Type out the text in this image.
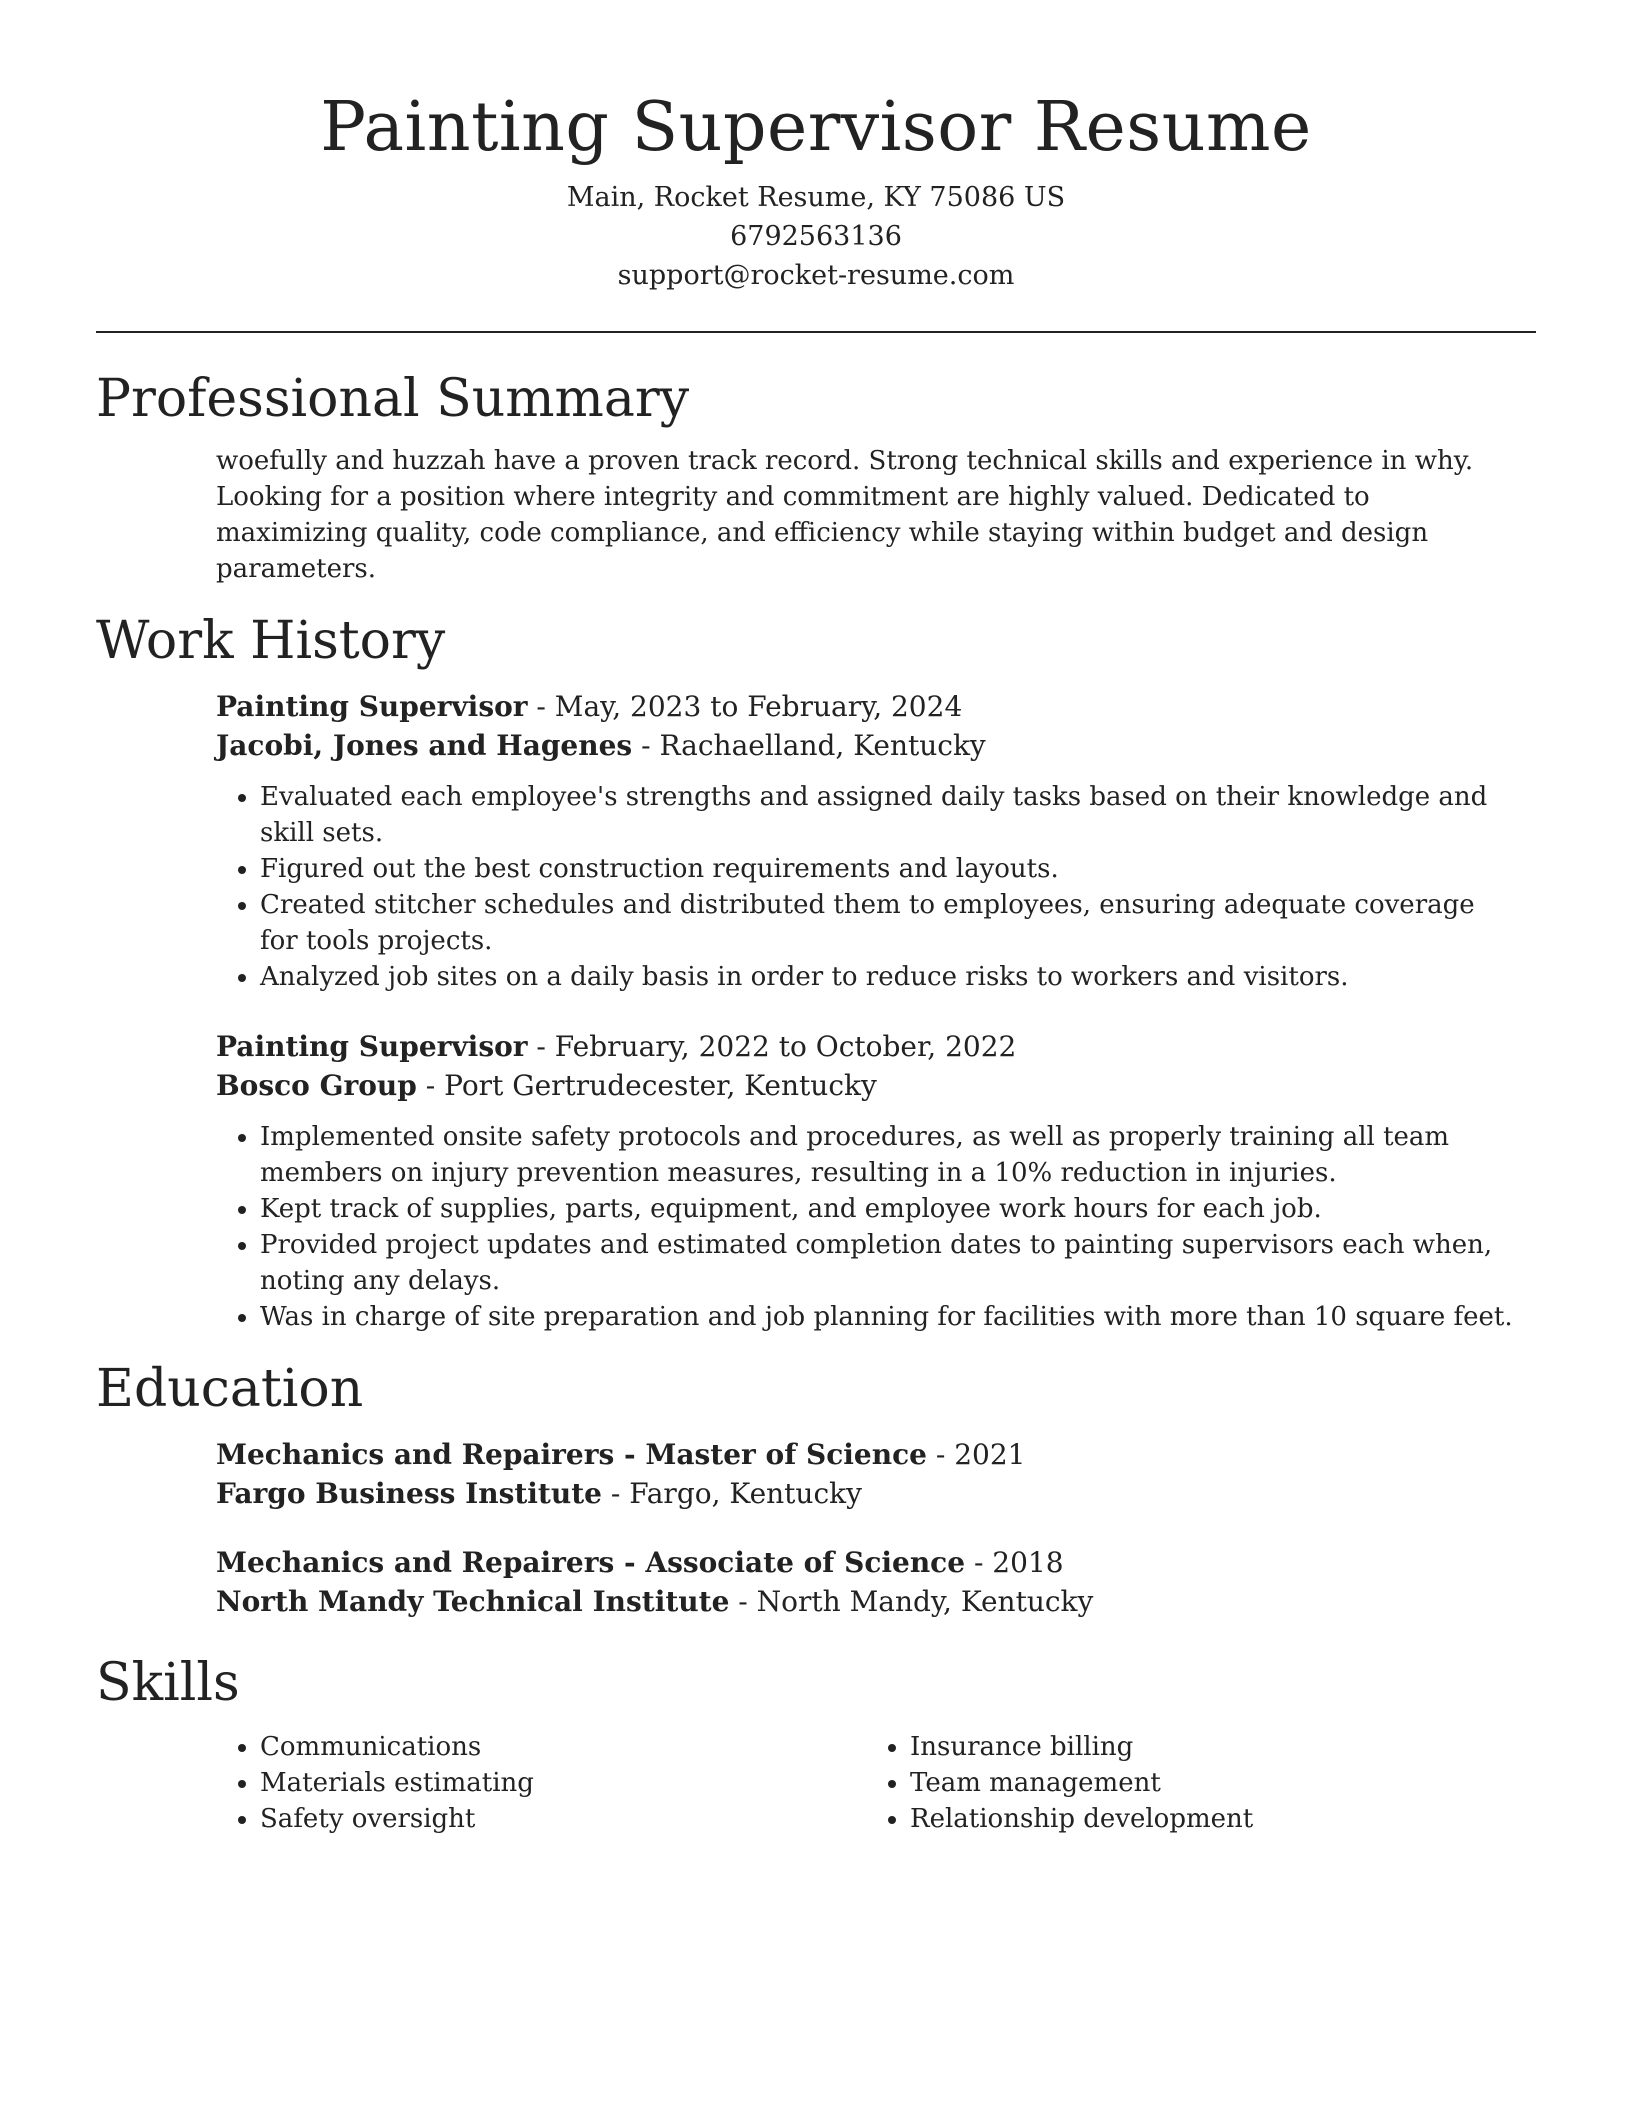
Painting Supervisor Resume
Main, Rocket Resume, KY 75086 US
6792563136
support@rocket-resume.com
Professional Summary
woefully and huzzah have a proven track record. Strong technical skills and experience in why. Looking for a position where integrity and commitment are highly valued. Dedicated to maximizing quality, code compliance, and efficiency while staying within budget and design parameters.
Work History
Painting Supervisor - May, 2023 to February, 2024
Jacobi, Jones and Hagenes - Rachaelland, Kentucky
• Evaluated each employee's strengths and assigned daily tasks based on their knowledge and skill sets.
• Figured out the best construction requirements and layouts.
• Created stitcher schedules and distributed them to employees, ensuring adequate coverage for tools projects.
• Analyzed job sites on a daily basis in order to reduce risks to workers and visitors.
Painting Supervisor - February, 2022 to October, 2022
Bosco Group - Port Gertrudecester, Kentucky
• Implemented onsite safety protocols and procedures, as well as properly training all team members on injury prevention measures, resulting in a 10% reduction in injuries.
• Kept track of supplies, parts, equipment, and employee work hours for each job.
• Provided project updates and estimated completion dates to painting supervisors each when, noting any delays.
• Was in charge of site preparation and job planning for facilities with more than 10 square feet.
Education
Mechanics and Repairers - Master of Science - 2021
Fargo Business Institute - Fargo, Kentucky
Mechanics and Repairers - Associate of Science - 2018
North Mandy Technical Institute - North Mandy, Kentucky
Skills
• Communications
• Materials estimating
• Safety oversight
• Insurance billing
• Team management
• Relationship development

EXERCISE OBJECTIVE
Search the records above for the word "daily", then say how many lines contain it. Give the number alone.

REPLY
2